-- SET EXERCISE 1 --
Rewrite the records from their first line, stopping after the line that contains "token-name-input[interactable]: token11 xyxy=(400,354,614,380)", and replace "power-icon" with "shutdown-icon" while leaving everything else unchanged. Give back only those lines.

-- SOURCE TEXT --
Tutorial: Train an image classification model with an example Jupyter Notebook

In this tutorial, you train a machine learning model on remote compute resources. You'll use the training and deployment workflow for Azure Machine Learning in a Python Jupyter Notebook. You can then use the notebook as a template to train your own machine learning model with your own data. This tutorial is part one of a two-part tutorial series.

This tutorial trains a simple logistic regression by using the MNIST dataset and scikit-learn with Azure Machine Learning. MNIST is a popular dataset consisting of 70,000 grayscale images. Each image is a handwritten digit of 28 x 28 pixels, representing a number from zero to nine. The goal is to create a multi-class classifier to identify the digit a given image represents.

Learn how to take the following actions:

  • Set up your development environment.
  • Access and examine the data.
  • Train a simple logistic regression model on a remote cluster.
  • Review training results and register the best model.

You learn how to select a model and deploy it in part two of this tutorial.

If you don't have an Azure subscription, create a free account before you begin. Try the free or paid version of Azure Machine Learning today.


Code in this article was tested with Azure Machine Learning SDK version 1.13.0.


Run a notebook from your workspace

Azure Machine Learning includes a cloud notebook server in your workspace for an install-free and pre-configured experience. Use your own environment if you prefer to have control over your environment, packages, and dependencies.

Follow along with this video or use the detailed steps to clone and run the tutorial notebook from your workspace.


The video helps you understand the process, but shows opening a different file. For this tutorial, once you've cloned the tutorials folder, open the img-classification-part1-training.ipynb file from your tutorials/image-classification-mnist-data folder.

Clone a notebook folder

You complete the following experiment setup and run steps in Azure Machine Learning studio. This consolidated interface includes machine learning tools to perform data science scenarios for data science practitioners of all skill levels.

  1. Sign in to Azure Machine Learning studio.

  2. Select your subscription and the workspace you created.

  3. On the left, select Notebooks.

  4. At the top, select the Samples tab.

  5. Open the Python folder.

  6. Open the folder with a version number on it. This number represents the current release for the Python SDK.

  7. Select the ... button at the right of the tutorials folder, and then select Clone.

    Screenshot that shows the Clone tutorials folder.

  8. A list of folders shows each user who accesses the workspace. Select your folder to clone the tutorials folder there.

Open the cloned notebook

  1. Open the tutorials folder that was cloned into your User files section.


    You can view notebooks in the samples folder but you can't run a notebook from there. To run a notebook, make sure you open the cloned version of the notebook in the User Files section.

  2. Select the img-classification-part1-training.ipynb file in your tutorials/image-classification-mnist-data folder.

    Screenshot that shows the Open tutorials folder.

  3. On the top bar, select your compute instance to use to run the notebook.

-- PROVIDED DATA --
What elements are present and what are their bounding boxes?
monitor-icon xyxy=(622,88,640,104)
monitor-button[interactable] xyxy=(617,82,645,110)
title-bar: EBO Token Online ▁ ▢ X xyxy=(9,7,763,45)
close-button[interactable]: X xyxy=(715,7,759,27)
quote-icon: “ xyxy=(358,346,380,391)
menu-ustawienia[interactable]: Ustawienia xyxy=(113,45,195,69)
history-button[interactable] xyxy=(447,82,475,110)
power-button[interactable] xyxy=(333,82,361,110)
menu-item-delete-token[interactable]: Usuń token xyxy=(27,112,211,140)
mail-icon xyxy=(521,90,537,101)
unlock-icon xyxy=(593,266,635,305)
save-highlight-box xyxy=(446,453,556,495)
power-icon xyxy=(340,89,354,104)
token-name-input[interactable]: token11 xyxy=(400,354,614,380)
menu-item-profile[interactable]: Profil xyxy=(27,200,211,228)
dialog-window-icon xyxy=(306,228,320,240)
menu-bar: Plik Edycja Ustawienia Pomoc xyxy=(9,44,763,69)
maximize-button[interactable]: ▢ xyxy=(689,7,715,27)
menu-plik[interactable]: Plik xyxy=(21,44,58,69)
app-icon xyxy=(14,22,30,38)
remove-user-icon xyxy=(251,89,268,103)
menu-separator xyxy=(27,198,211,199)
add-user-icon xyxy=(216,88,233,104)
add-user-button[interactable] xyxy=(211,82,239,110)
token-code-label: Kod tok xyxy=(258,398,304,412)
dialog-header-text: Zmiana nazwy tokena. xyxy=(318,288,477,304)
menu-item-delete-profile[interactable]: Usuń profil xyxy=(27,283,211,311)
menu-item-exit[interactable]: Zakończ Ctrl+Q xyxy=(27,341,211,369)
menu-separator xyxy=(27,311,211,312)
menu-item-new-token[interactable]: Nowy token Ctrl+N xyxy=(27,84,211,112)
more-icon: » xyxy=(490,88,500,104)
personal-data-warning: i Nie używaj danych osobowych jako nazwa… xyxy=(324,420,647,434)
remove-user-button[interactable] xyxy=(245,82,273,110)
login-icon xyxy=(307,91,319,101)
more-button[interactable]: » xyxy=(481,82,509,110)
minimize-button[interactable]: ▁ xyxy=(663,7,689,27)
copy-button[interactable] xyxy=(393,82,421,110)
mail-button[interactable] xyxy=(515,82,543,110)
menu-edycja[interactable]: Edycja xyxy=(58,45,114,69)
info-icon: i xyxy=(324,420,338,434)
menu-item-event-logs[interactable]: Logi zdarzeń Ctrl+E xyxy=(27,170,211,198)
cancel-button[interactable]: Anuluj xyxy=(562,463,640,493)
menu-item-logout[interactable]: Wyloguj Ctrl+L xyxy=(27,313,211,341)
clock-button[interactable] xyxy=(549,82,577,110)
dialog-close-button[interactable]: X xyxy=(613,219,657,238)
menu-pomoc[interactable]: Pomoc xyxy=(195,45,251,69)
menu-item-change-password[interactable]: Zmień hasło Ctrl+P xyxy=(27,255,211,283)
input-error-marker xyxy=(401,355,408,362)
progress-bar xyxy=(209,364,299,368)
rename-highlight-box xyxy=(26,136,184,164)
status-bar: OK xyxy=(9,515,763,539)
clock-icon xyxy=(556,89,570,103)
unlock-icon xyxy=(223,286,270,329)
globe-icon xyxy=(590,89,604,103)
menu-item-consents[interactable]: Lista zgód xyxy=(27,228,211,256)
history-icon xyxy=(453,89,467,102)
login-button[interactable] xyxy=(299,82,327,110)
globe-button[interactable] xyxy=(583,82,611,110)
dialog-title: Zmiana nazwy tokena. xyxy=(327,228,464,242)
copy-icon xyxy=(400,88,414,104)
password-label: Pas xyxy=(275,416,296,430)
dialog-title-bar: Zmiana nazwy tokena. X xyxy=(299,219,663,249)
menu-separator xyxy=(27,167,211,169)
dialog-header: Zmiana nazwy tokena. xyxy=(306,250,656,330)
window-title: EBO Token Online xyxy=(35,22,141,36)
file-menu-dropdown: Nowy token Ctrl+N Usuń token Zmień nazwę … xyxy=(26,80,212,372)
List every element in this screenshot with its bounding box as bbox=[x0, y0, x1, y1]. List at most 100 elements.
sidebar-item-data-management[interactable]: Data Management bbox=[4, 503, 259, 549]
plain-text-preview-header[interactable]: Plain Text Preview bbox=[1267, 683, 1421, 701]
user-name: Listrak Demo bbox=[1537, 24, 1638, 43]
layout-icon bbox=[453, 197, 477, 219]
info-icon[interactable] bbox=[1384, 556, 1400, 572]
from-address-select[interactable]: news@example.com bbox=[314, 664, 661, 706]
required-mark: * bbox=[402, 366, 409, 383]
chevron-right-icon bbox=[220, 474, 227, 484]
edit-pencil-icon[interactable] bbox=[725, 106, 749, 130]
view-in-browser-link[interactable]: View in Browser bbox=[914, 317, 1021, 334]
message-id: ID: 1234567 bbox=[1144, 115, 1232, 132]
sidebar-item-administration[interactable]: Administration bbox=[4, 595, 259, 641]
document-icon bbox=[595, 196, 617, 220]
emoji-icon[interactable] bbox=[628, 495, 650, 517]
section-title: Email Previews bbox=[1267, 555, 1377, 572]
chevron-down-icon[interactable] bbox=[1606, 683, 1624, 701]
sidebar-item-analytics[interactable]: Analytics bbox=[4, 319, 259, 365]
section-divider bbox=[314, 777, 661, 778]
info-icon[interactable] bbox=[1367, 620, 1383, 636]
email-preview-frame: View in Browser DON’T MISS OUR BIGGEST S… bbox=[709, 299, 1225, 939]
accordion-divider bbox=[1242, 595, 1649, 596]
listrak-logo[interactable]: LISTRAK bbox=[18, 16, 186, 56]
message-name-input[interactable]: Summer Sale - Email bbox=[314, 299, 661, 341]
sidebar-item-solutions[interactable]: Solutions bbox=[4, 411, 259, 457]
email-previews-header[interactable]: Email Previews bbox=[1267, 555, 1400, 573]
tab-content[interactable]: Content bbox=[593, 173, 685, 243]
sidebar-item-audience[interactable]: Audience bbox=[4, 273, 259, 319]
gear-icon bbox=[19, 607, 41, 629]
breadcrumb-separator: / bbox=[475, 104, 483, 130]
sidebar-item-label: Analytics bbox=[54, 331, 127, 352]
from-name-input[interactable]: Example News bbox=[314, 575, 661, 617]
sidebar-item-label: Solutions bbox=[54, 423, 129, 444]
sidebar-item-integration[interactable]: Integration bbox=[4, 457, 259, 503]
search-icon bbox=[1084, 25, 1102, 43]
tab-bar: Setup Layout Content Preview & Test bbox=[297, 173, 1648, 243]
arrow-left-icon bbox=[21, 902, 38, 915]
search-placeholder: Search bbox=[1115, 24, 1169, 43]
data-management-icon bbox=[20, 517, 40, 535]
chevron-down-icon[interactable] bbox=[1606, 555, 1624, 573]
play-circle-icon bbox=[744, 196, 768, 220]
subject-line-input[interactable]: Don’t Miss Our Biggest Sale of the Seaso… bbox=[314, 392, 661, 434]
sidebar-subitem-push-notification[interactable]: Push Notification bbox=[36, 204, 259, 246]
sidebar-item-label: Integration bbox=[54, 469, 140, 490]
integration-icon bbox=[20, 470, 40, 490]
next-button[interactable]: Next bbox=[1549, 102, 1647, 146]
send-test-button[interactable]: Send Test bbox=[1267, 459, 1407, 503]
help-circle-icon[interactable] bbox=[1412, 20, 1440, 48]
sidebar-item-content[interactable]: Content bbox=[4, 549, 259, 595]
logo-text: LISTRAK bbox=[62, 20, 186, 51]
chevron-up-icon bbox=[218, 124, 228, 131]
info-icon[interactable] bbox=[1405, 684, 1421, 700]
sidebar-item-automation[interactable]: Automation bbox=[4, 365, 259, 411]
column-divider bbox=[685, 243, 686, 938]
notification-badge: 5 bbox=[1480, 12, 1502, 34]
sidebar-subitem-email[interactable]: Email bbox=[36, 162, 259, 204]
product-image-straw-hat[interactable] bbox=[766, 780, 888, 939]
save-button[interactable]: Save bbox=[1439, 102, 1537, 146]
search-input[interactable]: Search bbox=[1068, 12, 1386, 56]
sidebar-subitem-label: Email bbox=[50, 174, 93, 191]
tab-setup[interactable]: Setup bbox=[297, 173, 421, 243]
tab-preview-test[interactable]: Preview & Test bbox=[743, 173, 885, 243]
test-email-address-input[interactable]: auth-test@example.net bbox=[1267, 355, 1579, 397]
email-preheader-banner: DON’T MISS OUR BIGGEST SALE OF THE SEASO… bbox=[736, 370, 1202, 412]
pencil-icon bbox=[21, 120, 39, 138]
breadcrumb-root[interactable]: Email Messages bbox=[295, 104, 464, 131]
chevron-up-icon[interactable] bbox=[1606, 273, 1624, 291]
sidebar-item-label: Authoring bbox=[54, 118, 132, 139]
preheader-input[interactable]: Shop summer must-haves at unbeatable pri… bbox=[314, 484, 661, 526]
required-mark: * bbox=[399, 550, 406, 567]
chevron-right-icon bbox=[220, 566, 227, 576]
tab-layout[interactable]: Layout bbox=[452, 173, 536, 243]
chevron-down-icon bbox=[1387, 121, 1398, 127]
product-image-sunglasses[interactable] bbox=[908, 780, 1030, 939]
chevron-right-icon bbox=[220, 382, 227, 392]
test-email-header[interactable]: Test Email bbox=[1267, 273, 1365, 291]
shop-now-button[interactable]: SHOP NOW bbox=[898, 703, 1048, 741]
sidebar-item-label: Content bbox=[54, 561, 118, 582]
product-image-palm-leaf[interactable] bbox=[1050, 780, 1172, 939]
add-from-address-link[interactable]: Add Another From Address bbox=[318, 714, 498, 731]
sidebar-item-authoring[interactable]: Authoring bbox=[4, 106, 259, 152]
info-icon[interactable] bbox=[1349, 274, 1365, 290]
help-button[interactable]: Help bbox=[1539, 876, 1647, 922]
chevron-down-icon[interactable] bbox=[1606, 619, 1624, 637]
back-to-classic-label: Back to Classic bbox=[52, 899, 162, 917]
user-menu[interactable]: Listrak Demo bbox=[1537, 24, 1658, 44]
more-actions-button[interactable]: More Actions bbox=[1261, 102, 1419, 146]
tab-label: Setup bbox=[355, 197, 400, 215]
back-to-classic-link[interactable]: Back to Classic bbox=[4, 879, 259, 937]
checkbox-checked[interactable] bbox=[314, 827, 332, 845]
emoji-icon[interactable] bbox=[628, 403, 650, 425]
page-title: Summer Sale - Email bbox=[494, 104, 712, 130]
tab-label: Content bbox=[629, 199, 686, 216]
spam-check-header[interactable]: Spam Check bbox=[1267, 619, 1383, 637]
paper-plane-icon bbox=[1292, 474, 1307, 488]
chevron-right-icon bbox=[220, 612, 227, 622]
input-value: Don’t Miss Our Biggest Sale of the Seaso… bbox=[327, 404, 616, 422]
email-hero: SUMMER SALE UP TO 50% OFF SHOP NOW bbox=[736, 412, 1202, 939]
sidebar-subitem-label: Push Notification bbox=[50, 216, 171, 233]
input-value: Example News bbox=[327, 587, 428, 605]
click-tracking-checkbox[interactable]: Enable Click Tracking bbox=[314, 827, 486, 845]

-- SET EXERCISE 2 --
Answer these questions using the tutorial:
(a) How many grayscale images make up the MNIST dataset?
(b) Which Azure Machine Learning SDK version was the code tested with?
(c) Which tab do you select at the top after choosing Notebooks?

-- CORRECT RESULT 1 --
What elements are present and what are their bounding boxes?
monitor-icon xyxy=(622,88,640,104)
monitor-button[interactable] xyxy=(617,82,645,110)
title-bar: EBO Token Online ▁ ▢ X xyxy=(9,7,763,45)
close-button[interactable]: X xyxy=(715,7,759,27)
quote-icon: “ xyxy=(358,346,380,391)
menu-ustawienia[interactable]: Ustawienia xyxy=(113,45,195,69)
history-button[interactable] xyxy=(447,82,475,110)
power-button[interactable] xyxy=(333,82,361,110)
menu-item-delete-token[interactable]: Usuń token xyxy=(27,112,211,140)
mail-icon xyxy=(521,90,537,101)
unlock-icon xyxy=(593,266,635,305)
save-highlight-box xyxy=(446,453,556,495)
shutdown-icon xyxy=(340,89,354,104)
token-name-input[interactable]: token11 xyxy=(400,354,614,380)

-- CORRECT RESULT 2 --
(a) 70,000
(b) 1.13.0
(c) The Samples tab